> _WHAT THE EXERCISE ASKS_: Present each line of the entries below that holds the word "amministrativi".

> _MATERIALS PROVIDED_:
>> BEGIN
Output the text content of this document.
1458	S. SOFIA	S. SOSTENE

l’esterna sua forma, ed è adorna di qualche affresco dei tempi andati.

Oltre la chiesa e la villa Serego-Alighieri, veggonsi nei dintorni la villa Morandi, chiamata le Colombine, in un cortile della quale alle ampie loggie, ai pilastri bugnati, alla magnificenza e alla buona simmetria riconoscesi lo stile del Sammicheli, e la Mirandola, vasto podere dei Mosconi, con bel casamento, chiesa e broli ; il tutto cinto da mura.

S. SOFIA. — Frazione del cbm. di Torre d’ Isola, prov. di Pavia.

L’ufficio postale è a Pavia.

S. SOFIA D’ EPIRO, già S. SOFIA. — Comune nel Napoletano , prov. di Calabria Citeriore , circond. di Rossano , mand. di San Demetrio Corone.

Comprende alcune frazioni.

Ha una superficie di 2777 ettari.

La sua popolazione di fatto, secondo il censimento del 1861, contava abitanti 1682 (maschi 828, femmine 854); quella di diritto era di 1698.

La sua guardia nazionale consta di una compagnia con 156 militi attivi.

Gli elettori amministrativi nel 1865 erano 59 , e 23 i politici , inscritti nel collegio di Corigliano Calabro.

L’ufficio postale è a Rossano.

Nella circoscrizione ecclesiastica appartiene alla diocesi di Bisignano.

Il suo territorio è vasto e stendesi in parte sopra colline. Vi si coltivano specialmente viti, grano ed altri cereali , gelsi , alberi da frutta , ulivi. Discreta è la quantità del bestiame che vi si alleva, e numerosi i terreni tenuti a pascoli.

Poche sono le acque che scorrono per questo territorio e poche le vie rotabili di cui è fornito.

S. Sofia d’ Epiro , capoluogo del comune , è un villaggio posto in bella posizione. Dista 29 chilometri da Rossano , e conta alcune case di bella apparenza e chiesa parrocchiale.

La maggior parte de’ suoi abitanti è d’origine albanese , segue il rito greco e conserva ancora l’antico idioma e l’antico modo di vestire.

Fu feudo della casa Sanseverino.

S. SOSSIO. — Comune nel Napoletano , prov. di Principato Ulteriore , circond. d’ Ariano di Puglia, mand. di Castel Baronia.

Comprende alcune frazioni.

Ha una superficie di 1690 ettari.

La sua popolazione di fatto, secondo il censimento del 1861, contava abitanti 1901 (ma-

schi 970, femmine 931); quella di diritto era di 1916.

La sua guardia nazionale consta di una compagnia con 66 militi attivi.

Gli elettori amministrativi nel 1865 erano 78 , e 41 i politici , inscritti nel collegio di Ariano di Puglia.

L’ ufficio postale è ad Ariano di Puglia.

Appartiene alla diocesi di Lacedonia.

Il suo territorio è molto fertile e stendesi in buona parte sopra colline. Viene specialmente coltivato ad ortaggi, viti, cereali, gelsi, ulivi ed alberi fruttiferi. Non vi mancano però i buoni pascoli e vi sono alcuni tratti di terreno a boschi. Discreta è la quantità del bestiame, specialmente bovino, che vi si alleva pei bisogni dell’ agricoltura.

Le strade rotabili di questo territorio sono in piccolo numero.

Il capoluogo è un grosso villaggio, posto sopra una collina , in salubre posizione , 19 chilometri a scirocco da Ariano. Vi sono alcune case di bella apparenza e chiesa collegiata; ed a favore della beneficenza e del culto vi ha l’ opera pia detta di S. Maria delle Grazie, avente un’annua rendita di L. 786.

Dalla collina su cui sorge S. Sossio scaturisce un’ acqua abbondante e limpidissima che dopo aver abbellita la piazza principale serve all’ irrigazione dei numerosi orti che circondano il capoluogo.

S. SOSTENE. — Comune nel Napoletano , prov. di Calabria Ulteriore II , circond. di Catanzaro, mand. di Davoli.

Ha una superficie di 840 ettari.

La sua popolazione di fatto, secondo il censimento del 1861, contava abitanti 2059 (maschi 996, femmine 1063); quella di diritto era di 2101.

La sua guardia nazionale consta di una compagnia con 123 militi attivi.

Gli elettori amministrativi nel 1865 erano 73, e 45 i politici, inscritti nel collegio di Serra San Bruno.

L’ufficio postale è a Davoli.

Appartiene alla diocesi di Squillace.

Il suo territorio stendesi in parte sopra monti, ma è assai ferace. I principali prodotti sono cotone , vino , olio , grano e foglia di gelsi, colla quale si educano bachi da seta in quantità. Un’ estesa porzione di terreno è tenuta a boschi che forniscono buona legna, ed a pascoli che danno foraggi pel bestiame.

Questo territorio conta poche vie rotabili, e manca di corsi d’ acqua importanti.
>> END
> _SOLUTION_:
Gli elettori amministrativi nel 1865 erano 59 , e 23 i politici , inscritti nel collegio di Corigliano Calabro.
Gli elettori amministrativi nel 1865 erano 78 , e 41 i politici , inscritti nel collegio di Ariano di Puglia.
Gli elettori amministrativi nel 1865 erano 73, e 45 i politici, inscritti nel collegio di Serra San Bruno.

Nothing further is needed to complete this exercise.